* Begin INPUT ROWS *
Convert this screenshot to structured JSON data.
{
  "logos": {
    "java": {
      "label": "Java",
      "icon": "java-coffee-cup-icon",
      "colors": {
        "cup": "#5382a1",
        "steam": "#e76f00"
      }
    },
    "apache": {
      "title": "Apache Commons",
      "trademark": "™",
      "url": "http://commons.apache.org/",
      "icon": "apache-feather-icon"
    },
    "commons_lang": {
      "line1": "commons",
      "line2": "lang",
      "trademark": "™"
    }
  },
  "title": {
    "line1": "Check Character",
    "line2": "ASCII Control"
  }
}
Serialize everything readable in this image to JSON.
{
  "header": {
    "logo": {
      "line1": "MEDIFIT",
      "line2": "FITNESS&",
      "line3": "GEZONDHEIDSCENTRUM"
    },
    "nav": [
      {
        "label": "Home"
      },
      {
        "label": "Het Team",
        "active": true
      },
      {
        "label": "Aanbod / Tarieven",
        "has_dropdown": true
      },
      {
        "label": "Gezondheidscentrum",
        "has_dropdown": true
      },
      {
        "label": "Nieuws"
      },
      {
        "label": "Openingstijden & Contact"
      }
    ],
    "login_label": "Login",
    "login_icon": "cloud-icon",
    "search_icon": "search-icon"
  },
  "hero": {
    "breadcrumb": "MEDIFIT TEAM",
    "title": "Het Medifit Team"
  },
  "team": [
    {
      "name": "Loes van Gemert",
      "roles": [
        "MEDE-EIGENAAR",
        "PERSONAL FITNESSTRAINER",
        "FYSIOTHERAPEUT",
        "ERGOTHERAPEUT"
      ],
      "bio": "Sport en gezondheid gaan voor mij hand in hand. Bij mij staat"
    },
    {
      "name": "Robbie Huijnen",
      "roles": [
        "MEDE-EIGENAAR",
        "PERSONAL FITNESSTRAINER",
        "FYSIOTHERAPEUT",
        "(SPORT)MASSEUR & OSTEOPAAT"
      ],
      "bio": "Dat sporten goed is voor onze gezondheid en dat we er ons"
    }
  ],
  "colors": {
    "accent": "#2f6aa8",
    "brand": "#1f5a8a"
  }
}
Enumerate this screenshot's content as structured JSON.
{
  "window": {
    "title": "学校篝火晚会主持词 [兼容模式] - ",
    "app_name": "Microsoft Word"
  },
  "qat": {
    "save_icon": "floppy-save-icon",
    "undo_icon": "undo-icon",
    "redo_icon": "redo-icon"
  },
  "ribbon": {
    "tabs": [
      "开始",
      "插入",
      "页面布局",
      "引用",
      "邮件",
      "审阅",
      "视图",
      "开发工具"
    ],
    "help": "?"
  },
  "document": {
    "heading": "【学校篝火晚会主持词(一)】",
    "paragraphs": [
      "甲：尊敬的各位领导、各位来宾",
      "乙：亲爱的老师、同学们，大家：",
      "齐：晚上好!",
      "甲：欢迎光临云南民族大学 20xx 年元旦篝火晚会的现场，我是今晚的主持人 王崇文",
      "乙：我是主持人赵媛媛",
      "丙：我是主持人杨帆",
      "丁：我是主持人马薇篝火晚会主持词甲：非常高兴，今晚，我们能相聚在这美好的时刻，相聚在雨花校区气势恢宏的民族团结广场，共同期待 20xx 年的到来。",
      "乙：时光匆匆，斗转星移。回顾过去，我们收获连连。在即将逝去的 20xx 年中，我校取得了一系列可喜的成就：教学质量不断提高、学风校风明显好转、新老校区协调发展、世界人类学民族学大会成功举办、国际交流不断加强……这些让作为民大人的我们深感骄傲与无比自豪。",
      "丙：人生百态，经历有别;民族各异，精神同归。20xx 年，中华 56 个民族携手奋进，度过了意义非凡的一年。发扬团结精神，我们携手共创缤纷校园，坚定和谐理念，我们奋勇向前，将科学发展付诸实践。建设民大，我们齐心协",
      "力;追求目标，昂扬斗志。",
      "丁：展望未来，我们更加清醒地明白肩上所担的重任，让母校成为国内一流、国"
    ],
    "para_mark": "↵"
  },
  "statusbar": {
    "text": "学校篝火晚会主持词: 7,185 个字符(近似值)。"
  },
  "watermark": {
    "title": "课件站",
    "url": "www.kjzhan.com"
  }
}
* End INPUT ROWS *
JOB: Restate the listing in full, word for word.

REPLY:
Convert this screenshot to structured JSON data.
{
  "logos": {
    "java": {
      "label": "Java",
      "icon": "java-coffee-cup-icon",
      "colors": {
        "cup": "#5382a1",
        "steam": "#e76f00"
      }
    },
    "apache": {
      "title": "Apache Commons",
      "trademark": "™",
      "url": "http://commons.apache.org/",
      "icon": "apache-feather-icon"
    },
    "commons_lang": {
      "line1": "commons",
      "line2": "lang",
      "trademark": "™"
    }
  },
  "title": {
    "line1": "Check Character",
    "line2": "ASCII Control"
  }
}
Serialize everything readable in this image to JSON.
{
  "header": {
    "logo": {
      "line1": "MEDIFIT",
      "line2": "FITNESS&",
      "line3": "GEZONDHEIDSCENTRUM"
    },
    "nav": [
      {
        "label": "Home"
      },
      {
        "label": "Het Team",
        "active": true
      },
      {
        "label": "Aanbod / Tarieven",
        "has_dropdown": true
      },
      {
        "label": "Gezondheidscentrum",
        "has_dropdown": true
      },
      {
        "label": "Nieuws"
      },
      {
        "label": "Openingstijden & Contact"
      }
    ],
    "login_label": "Login",
    "login_icon": "cloud-icon",
    "search_icon": "search-icon"
  },
  "hero": {
    "breadcrumb": "MEDIFIT TEAM",
    "title": "Het Medifit Team"
  },
  "team": [
    {
      "name": "Loes van Gemert",
      "roles": [
        "MEDE-EIGENAAR",
        "PERSONAL FITNESSTRAINER",
        "FYSIOTHERAPEUT",
        "ERGOTHERAPEUT"
      ],
      "bio": "Sport en gezondheid gaan voor mij hand in hand. Bij mij staat"
    },
    {
      "name": "Robbie Huijnen",
      "roles": [
        "MEDE-EIGENAAR",
        "PERSONAL FITNESSTRAINER",
        "FYSIOTHERAPEUT",
        "(SPORT)MASSEUR & OSTEOPAAT"
      ],
      "bio": "Dat sporten goed is voor onze gezondheid en dat we er ons"
    }
  ],
  "colors": {
    "accent": "#2f6aa8",
    "brand": "#1f5a8a"
  }
}
Enumerate this screenshot's content as structured JSON.
{
  "window": {
    "title": "学校篝火晚会主持词 [兼容模式] - ",
    "app_name": "Microsoft Word"
  },
  "qat": {
    "save_icon": "floppy-save-icon",
    "undo_icon": "undo-icon",
    "redo_icon": "redo-icon"
  },
  "ribbon": {
    "tabs": [
      "开始",
      "插入",
      "页面布局",
      "引用",
      "邮件",
      "审阅",
      "视图",
      "开发工具"
    ],
    "help": "?"
  },
  "document": {
    "heading": "【学校篝火晚会主持词(一)】",
    "paragraphs": [
      "甲：尊敬的各位领导、各位来宾",
      "乙：亲爱的老师、同学们，大家：",
      "齐：晚上好!",
      "甲：欢迎光临云南民族大学 20xx 年元旦篝火晚会的现场，我是今晚的主持人 王崇文",
      "乙：我是主持人赵媛媛",
      "丙：我是主持人杨帆",
      "丁：我是主持人马薇篝火晚会主持词甲：非常高兴，今晚，我们能相聚在这美好的时刻，相聚在雨花校区气势恢宏的民族团结广场，共同期待 20xx 年的到来。",
      "乙：时光匆匆，斗转星移。回顾过去，我们收获连连。在即将逝去的 20xx 年中，我校取得了一系列可喜的成就：教学质量不断提高、学风校风明显好转、新老校区协调发展、世界人类学民族学大会成功举办、国际交流不断加强……这些让作为民大人的我们深感骄傲与无比自豪。",
      "丙：人生百态，经历有别;民族各异，精神同归。20xx 年，中华 56 个民族携手奋进，度过了意义非凡的一年。发扬团结精神，我们携手共创缤纷校园，坚定和谐理念，我们奋勇向前，将科学发展付诸实践。建设民大，我们齐心协",
      "力;追求目标，昂扬斗志。",
      "丁：展望未来，我们更加清醒地明白肩上所担的重任，让母校成为国内一流、国"
    ],
    "para_mark": "↵"
  },
  "statusbar": {
    "text": "学校篝火晚会主持词: 7,185 个字符(近似值)。"
  },
  "watermark": {
    "title": "课件站",
    "url": "www.kjzhan.com"
  }
}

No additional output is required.